### Exercise materials
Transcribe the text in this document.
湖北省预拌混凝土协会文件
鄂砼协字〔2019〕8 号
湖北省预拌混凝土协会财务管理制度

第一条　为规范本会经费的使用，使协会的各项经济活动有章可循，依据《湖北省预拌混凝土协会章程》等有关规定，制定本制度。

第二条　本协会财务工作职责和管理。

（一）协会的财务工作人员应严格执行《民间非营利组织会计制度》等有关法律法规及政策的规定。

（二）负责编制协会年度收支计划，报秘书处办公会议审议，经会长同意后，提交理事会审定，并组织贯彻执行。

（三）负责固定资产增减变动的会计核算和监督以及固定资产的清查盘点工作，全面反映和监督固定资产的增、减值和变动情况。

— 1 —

### What to work on
Copy out the full listing exactly.

### Response to the task
Transcribe the text in this document.
湖北省预拌混凝土协会文件
鄂砼协字〔2019〕8 号
湖北省预拌混凝土协会财务管理制度

第一条　为规范本会经费的使用，使协会的各项经济活动有章可循，依据《湖北省预拌混凝土协会章程》等有关规定，制定本制度。

第二条　本协会财务工作职责和管理。

（一）协会的财务工作人员应严格执行《民间非营利组织会计制度》等有关法律法规及政策的规定。

（二）负责编制协会年度收支计划，报秘书处办公会议审议，经会长同意后，提交理事会审定，并组织贯彻执行。

（三）负责固定资产增减变动的会计核算和监督以及固定资产的清查盘点工作，全面反映和监督固定资产的增、减值和变动情况。

— 1 —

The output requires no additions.